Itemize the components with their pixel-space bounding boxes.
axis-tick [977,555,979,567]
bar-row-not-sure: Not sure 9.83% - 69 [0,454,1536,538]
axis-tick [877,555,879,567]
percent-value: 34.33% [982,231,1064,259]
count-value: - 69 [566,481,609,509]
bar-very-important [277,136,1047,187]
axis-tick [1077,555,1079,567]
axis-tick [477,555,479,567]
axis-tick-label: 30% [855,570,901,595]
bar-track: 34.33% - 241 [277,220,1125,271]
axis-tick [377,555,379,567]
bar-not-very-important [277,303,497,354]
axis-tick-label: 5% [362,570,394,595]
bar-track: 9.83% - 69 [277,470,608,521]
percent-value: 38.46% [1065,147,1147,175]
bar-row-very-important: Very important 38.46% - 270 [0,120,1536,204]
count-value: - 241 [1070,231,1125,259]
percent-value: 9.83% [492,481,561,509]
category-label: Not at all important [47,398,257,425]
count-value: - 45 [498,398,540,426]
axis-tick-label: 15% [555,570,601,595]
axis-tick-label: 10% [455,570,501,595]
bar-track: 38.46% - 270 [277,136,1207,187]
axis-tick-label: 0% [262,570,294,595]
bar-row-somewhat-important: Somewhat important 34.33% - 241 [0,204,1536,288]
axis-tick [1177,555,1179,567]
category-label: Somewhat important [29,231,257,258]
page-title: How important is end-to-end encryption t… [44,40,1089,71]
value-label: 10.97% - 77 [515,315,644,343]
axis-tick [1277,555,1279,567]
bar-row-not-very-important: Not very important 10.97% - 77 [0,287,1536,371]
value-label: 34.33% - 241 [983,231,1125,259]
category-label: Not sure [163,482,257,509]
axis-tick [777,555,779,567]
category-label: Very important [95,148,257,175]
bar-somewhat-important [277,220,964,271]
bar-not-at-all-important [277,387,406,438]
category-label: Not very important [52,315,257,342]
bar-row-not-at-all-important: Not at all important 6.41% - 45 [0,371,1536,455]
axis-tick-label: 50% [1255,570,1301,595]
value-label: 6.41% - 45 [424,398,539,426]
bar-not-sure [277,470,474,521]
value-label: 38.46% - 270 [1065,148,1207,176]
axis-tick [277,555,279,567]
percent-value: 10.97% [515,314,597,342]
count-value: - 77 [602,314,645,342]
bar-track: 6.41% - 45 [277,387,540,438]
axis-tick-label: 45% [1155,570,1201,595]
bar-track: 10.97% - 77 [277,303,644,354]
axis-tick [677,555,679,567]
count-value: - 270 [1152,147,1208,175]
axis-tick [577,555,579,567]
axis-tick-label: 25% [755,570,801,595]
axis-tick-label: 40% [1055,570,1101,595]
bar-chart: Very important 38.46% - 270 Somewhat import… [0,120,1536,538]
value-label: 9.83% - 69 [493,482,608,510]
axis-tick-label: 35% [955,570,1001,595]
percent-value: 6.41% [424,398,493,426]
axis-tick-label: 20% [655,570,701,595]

AUFGABENSTELLUNG =
Tippe sämtliche Datensätze oben Zeile für Zeile ab, ohne ein Zeichen zu verändern.

GELÖSTE AUFGABE =
Itemize the components with their pixel-space bounding boxes.
axis-tick [977,555,979,567]
bar-row-not-sure: Not sure 9.83% - 69 [0,454,1536,538]
axis-tick [877,555,879,567]
percent-value: 34.33% [982,231,1064,259]
count-value: - 69 [566,481,609,509]
bar-very-important [277,136,1047,187]
axis-tick [1077,555,1079,567]
axis-tick [477,555,479,567]
axis-tick-label: 30% [855,570,901,595]
bar-track: 34.33% - 241 [277,220,1125,271]
axis-tick [377,555,379,567]
bar-not-very-important [277,303,497,354]
axis-tick-label: 5% [362,570,394,595]
bar-track: 9.83% - 69 [277,470,608,521]
percent-value: 38.46% [1065,147,1147,175]
bar-row-very-important: Very important 38.46% - 270 [0,120,1536,204]
count-value: - 241 [1070,231,1125,259]
percent-value: 9.83% [492,481,561,509]
category-label: Not at all important [47,398,257,425]
count-value: - 45 [498,398,540,426]
axis-tick-label: 15% [555,570,601,595]
axis-tick-label: 10% [455,570,501,595]
bar-track: 38.46% - 270 [277,136,1207,187]
axis-tick-label: 0% [262,570,294,595]
bar-row-somewhat-important: Somewhat important 34.33% - 241 [0,204,1536,288]
axis-tick [1177,555,1179,567]
category-label: Somewhat important [29,231,257,258]
page-title: How important is end-to-end encryption t… [44,40,1089,71]
value-label: 10.97% - 77 [515,315,644,343]
axis-tick [1277,555,1279,567]
bar-row-not-very-important: Not very important 10.97% - 77 [0,287,1536,371]
value-label: 34.33% - 241 [983,231,1125,259]
category-label: Not sure [163,482,257,509]
axis-tick [777,555,779,567]
category-label: Very important [95,148,257,175]
bar-somewhat-important [277,220,964,271]
bar-not-at-all-important [277,387,406,438]
category-label: Not very important [52,315,257,342]
bar-row-not-at-all-important: Not at all important 6.41% - 45 [0,371,1536,455]
axis-tick-label: 50% [1255,570,1301,595]
value-label: 6.41% - 45 [424,398,539,426]
bar-not-sure [277,470,474,521]
value-label: 38.46% - 270 [1065,148,1207,176]
axis-tick [277,555,279,567]
percent-value: 10.97% [515,314,597,342]
count-value: - 77 [602,314,645,342]
bar-track: 6.41% - 45 [277,387,540,438]
axis-tick-label: 45% [1155,570,1201,595]
bar-track: 10.97% - 77 [277,303,644,354]
axis-tick [677,555,679,567]
count-value: - 270 [1152,147,1208,175]
axis-tick [577,555,579,567]
axis-tick-label: 25% [755,570,801,595]
axis-tick-label: 40% [1055,570,1101,595]
bar-chart: Very important 38.46% - 270 Somewhat import… [0,120,1536,538]
value-label: 9.83% - 69 [493,482,608,510]
axis-tick-label: 35% [955,570,1001,595]
percent-value: 6.41% [424,398,493,426]
axis-tick-label: 20% [655,570,701,595]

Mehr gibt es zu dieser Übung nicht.